- **WHAT YOU WILL DO**: Can you write out each of the records below again, substituting "Elapsed Time" for every "Time" and leaving all else unchanged?

- **DATA TO PROCESS**:
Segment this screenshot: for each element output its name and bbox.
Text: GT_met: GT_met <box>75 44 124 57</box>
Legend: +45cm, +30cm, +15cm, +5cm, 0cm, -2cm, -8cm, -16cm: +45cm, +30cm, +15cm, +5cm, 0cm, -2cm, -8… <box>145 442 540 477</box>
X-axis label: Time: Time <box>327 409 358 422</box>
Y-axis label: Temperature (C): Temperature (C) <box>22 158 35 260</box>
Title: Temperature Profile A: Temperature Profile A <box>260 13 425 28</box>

- **PROBLEM SOLUTION**:
Segment this screenshot: for each element output its name and bbox.
Text: GT_met: GT_met <box>75 44 124 57</box>
Legend: +45cm, +30cm, +15cm, +5cm, 0cm, -2cm, -8cm, -16cm: +45cm, +30cm, +15cm, +5cm, 0cm, -2cm, -8… <box>145 442 540 477</box>
X-axis label: Elapsed Time: Elapsed Time <box>327 409 358 422</box>
Y-axis label: Temperature (C): Temperature (C) <box>22 158 35 260</box>
Title: Temperature Profile A: Temperature Profile A <box>260 13 425 28</box>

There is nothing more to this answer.